-- Your objective --
Report, as a bare number, how many lines hold "ylabel".

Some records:

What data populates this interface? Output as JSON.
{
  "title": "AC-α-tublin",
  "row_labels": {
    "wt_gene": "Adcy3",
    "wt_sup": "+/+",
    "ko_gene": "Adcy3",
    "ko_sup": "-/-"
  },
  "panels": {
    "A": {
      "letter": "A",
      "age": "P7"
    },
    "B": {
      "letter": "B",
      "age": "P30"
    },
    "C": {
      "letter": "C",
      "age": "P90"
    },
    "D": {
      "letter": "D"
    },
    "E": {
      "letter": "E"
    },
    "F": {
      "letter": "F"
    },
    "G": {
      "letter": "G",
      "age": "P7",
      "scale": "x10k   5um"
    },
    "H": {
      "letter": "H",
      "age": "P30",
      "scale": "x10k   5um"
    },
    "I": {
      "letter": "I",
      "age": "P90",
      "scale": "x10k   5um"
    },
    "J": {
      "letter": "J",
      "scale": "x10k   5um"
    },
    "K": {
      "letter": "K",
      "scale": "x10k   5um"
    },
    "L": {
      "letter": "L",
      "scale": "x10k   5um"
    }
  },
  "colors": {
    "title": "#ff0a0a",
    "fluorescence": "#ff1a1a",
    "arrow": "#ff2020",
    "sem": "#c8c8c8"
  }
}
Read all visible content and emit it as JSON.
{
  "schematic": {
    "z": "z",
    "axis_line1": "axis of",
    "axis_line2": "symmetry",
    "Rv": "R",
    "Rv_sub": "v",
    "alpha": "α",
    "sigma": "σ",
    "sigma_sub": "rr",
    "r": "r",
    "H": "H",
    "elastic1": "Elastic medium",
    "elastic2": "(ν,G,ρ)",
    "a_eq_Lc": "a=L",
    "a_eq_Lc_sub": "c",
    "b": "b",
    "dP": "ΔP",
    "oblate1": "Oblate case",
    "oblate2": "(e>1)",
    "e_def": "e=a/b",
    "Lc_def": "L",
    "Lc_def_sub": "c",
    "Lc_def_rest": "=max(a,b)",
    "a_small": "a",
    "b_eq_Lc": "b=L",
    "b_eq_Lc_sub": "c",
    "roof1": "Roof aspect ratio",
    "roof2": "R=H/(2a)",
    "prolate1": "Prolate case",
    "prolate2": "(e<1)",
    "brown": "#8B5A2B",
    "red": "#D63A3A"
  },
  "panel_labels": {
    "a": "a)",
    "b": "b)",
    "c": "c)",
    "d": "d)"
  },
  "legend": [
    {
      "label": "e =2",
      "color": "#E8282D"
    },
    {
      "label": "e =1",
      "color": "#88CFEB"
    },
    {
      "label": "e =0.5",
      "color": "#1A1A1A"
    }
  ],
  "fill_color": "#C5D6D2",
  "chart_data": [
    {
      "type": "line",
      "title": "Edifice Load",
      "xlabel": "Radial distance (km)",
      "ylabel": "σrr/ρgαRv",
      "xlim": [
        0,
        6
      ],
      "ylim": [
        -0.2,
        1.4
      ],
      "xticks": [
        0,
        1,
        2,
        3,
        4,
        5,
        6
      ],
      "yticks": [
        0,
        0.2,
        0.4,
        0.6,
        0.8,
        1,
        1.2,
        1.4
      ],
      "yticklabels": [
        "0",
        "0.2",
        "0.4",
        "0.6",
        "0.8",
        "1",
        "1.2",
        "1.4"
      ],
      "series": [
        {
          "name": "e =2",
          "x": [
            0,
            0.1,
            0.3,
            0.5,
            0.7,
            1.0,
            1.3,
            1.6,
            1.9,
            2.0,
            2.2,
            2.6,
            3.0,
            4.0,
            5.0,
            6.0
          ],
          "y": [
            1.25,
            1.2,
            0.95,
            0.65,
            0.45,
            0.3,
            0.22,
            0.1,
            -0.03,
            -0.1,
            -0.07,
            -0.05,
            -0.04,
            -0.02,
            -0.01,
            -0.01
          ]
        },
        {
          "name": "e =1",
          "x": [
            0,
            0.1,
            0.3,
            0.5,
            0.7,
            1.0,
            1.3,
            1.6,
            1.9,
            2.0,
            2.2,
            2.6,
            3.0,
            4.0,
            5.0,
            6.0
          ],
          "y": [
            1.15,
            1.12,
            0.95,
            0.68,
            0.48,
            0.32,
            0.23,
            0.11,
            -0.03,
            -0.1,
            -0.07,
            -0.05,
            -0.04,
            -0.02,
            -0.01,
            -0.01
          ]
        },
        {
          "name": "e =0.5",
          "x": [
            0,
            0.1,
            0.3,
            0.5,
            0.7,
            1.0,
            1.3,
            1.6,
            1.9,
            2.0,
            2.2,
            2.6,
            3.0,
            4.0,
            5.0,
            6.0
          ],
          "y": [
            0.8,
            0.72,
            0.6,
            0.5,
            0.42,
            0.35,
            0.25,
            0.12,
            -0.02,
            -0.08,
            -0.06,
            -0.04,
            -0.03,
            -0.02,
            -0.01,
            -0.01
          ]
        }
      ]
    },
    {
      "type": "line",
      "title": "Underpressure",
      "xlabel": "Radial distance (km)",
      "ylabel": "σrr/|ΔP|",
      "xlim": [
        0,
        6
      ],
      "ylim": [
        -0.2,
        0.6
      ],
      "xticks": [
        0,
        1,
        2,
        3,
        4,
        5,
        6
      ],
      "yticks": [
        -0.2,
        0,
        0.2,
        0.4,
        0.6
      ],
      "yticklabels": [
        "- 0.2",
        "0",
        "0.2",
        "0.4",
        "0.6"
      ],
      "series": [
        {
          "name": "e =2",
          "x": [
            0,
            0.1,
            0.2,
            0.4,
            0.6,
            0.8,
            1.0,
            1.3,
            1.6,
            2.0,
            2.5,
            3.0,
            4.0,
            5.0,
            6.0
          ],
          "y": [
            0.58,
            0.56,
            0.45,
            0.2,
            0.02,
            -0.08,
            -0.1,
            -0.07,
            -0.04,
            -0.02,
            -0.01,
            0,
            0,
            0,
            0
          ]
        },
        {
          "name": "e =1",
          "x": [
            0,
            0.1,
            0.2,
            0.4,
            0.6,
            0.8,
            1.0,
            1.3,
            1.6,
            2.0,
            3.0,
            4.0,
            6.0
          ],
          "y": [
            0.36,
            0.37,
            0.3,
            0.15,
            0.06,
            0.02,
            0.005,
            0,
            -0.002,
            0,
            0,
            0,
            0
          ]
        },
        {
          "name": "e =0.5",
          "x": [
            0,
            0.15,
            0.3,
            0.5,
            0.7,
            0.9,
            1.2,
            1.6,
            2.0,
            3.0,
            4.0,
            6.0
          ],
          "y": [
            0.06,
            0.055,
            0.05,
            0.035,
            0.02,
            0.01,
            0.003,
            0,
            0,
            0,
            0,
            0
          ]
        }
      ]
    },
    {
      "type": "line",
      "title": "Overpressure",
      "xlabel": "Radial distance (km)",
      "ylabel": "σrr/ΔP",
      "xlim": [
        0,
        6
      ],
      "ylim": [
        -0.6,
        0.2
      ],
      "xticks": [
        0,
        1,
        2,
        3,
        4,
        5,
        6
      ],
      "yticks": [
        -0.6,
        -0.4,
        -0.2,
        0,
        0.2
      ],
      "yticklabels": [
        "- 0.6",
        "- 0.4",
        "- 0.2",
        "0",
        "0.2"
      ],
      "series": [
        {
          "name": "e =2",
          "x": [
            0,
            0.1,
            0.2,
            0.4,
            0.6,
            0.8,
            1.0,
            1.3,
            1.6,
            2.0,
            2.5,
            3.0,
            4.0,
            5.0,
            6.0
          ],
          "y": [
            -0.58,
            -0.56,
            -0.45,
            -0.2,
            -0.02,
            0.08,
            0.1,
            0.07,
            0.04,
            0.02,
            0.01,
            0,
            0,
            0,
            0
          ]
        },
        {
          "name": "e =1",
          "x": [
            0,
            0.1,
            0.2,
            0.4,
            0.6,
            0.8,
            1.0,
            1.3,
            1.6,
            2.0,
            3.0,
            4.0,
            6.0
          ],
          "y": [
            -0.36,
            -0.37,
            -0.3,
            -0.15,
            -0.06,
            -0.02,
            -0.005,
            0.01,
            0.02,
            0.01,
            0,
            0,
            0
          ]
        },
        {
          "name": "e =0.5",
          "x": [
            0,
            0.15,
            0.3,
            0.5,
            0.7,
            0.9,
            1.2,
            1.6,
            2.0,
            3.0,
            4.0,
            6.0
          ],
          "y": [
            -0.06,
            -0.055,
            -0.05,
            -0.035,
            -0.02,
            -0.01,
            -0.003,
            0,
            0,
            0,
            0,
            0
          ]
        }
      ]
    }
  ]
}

-- Solved exercise --
3